● **What is required**
All lines in which the word "的倍数又是" occurs are to be extracted.

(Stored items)

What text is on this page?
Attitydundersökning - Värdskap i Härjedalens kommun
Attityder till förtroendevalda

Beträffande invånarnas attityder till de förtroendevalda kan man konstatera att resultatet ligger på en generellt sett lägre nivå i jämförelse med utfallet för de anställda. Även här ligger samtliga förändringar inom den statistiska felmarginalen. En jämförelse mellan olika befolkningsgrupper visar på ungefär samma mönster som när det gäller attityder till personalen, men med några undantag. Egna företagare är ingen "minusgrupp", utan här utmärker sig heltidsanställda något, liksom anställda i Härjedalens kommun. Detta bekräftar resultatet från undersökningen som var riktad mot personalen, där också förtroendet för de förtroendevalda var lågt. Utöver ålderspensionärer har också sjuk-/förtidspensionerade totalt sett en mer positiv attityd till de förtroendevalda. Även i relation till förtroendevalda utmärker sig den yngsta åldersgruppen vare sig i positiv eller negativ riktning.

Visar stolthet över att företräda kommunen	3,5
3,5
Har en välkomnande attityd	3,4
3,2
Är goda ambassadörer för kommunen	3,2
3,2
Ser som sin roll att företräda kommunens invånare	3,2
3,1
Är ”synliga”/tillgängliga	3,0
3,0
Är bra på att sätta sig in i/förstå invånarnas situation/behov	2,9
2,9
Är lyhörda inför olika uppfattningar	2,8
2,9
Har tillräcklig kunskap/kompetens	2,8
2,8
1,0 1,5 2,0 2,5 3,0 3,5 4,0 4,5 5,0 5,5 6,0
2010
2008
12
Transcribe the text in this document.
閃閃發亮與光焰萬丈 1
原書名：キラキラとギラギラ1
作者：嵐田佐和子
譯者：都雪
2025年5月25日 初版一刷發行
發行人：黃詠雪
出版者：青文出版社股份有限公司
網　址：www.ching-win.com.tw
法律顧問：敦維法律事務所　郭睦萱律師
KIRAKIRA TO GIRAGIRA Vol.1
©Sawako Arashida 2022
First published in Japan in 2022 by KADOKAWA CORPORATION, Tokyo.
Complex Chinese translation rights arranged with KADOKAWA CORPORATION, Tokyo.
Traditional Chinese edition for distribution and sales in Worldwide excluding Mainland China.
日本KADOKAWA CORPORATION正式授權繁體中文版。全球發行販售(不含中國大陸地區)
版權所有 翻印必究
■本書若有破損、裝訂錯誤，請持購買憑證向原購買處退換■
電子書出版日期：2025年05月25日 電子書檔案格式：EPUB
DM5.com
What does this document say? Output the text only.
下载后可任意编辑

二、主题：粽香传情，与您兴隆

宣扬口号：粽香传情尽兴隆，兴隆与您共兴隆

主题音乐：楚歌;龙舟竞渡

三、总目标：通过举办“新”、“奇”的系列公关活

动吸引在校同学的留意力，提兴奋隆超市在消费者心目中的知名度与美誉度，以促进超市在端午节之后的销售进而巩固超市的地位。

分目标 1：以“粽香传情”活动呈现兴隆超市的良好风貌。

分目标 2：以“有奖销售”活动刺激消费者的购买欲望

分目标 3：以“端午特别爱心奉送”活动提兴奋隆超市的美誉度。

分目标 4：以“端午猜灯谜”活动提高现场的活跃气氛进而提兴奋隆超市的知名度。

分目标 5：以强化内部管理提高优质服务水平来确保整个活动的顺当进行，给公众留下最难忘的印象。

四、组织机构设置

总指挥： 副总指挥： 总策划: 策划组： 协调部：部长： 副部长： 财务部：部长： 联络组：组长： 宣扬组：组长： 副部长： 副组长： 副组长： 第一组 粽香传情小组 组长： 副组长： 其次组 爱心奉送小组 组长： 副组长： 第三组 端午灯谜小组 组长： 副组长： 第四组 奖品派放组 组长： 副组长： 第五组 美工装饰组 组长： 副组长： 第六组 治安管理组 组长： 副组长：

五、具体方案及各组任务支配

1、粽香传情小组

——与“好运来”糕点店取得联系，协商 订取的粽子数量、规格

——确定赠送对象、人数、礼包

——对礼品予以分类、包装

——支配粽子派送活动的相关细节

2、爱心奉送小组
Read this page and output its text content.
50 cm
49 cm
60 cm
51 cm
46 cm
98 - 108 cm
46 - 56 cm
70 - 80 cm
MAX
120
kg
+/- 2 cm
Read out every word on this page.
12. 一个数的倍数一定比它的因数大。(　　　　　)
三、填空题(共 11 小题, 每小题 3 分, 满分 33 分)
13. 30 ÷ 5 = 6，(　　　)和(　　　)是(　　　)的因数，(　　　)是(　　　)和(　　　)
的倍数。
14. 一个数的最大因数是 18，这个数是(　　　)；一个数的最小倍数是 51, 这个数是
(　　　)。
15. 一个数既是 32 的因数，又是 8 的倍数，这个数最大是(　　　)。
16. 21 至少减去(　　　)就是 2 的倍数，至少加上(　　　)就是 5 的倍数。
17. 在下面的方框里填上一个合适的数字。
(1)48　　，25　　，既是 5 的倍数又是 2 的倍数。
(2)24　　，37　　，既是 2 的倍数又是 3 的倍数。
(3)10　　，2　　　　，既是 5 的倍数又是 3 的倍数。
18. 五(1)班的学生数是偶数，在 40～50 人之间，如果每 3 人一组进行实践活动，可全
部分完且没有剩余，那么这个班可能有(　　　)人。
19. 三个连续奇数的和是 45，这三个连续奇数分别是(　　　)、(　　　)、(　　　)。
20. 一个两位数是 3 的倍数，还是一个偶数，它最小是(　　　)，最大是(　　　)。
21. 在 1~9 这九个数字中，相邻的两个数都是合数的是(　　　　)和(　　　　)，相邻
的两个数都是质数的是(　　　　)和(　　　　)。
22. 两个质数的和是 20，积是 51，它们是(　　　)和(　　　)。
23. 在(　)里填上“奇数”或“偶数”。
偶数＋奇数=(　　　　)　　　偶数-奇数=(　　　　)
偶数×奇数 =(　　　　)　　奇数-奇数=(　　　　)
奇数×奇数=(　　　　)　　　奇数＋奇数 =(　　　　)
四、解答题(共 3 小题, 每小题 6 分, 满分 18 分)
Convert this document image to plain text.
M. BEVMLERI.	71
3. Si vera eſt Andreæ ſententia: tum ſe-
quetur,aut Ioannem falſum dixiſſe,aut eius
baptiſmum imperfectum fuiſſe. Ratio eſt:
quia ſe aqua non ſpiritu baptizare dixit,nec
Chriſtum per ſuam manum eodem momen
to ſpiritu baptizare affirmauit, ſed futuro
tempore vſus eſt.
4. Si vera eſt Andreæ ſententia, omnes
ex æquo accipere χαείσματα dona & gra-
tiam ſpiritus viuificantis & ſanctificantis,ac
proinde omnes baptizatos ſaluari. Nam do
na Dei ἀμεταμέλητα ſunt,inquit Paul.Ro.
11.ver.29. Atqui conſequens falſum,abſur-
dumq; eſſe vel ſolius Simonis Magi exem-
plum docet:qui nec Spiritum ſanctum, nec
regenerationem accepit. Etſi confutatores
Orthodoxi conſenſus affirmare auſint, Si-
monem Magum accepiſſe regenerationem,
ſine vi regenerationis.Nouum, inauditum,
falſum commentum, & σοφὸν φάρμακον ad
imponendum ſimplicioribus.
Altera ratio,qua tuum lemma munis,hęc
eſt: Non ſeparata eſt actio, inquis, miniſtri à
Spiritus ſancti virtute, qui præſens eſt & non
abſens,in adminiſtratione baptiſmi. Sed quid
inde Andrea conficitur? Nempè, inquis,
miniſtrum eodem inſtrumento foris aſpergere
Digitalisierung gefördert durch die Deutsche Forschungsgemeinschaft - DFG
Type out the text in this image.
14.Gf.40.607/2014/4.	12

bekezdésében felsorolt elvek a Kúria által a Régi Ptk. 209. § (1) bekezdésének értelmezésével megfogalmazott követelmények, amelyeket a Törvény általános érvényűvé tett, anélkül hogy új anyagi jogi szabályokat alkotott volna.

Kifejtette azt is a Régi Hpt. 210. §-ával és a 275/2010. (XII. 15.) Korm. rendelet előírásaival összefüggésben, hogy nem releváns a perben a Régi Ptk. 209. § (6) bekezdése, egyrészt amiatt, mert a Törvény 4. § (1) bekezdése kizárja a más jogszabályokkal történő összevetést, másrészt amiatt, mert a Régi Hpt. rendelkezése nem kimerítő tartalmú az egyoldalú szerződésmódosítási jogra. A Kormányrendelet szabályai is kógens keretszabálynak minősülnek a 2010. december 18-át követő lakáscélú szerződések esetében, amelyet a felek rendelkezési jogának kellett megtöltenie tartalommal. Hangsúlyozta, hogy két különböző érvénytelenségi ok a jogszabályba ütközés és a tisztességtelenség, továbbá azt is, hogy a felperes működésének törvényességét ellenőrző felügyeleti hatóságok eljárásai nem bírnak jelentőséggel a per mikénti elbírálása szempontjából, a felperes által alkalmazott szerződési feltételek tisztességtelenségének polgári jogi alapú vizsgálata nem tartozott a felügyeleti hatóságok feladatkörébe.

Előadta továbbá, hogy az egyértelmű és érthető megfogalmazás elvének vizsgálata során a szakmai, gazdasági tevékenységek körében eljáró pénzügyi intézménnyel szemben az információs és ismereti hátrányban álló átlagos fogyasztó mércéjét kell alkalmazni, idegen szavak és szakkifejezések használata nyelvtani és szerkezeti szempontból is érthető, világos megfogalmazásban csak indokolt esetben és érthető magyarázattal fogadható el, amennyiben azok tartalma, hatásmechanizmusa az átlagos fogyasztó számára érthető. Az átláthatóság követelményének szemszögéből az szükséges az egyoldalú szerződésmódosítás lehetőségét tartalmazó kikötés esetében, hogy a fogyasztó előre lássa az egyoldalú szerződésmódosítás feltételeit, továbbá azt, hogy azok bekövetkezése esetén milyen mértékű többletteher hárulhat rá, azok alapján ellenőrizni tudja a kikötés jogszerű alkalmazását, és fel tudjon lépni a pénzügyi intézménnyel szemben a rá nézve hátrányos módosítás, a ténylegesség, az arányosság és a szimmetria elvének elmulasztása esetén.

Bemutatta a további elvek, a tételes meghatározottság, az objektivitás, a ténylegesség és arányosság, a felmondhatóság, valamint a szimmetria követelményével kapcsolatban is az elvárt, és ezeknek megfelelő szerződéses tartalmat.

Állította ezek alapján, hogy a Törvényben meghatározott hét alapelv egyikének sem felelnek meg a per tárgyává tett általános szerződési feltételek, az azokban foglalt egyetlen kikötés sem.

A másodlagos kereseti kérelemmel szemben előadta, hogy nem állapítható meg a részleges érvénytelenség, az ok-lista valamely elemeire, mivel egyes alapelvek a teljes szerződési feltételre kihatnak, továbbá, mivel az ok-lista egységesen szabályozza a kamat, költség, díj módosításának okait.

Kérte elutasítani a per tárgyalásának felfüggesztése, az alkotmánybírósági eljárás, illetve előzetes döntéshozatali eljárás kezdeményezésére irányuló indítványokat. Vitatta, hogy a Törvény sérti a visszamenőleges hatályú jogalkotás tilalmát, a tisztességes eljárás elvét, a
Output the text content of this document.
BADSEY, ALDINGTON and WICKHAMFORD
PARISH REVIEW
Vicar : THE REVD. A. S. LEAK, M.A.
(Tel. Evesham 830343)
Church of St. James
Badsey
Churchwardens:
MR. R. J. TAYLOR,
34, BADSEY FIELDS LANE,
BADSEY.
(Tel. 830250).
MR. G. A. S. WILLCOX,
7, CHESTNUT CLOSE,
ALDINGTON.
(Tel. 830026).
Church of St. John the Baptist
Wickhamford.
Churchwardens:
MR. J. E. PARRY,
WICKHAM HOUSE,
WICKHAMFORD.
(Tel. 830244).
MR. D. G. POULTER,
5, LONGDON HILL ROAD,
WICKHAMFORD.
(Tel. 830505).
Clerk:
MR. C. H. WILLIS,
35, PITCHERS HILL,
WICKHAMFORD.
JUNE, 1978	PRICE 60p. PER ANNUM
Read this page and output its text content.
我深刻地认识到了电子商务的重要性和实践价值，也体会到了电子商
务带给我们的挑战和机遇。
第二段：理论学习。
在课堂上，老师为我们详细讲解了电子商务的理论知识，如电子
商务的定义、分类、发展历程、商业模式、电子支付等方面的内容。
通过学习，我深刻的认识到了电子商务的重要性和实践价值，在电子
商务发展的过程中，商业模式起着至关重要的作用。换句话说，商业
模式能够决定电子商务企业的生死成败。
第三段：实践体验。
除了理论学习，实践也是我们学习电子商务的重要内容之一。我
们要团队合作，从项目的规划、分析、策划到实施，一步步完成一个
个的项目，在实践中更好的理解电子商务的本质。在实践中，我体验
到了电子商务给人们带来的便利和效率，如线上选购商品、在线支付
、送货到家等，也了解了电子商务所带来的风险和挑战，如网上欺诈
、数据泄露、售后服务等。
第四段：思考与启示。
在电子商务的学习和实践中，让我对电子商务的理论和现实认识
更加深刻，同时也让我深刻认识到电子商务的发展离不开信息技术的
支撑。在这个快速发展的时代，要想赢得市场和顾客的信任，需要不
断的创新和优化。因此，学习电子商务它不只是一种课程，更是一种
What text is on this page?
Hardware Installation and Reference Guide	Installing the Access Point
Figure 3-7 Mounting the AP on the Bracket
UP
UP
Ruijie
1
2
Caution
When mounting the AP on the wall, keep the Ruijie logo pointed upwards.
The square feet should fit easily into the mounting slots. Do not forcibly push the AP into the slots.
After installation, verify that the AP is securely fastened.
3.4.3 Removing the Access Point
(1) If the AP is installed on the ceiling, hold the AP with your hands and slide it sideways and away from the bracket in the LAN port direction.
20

● **Response**
(1)48　　，25　　，既是 5 的倍数又是 2 的倍数。
(2)24　　，37　　，既是 2 的倍数又是 3 的倍数。
(3)10　　，2　　　　，既是 5 的倍数又是 3 的倍数。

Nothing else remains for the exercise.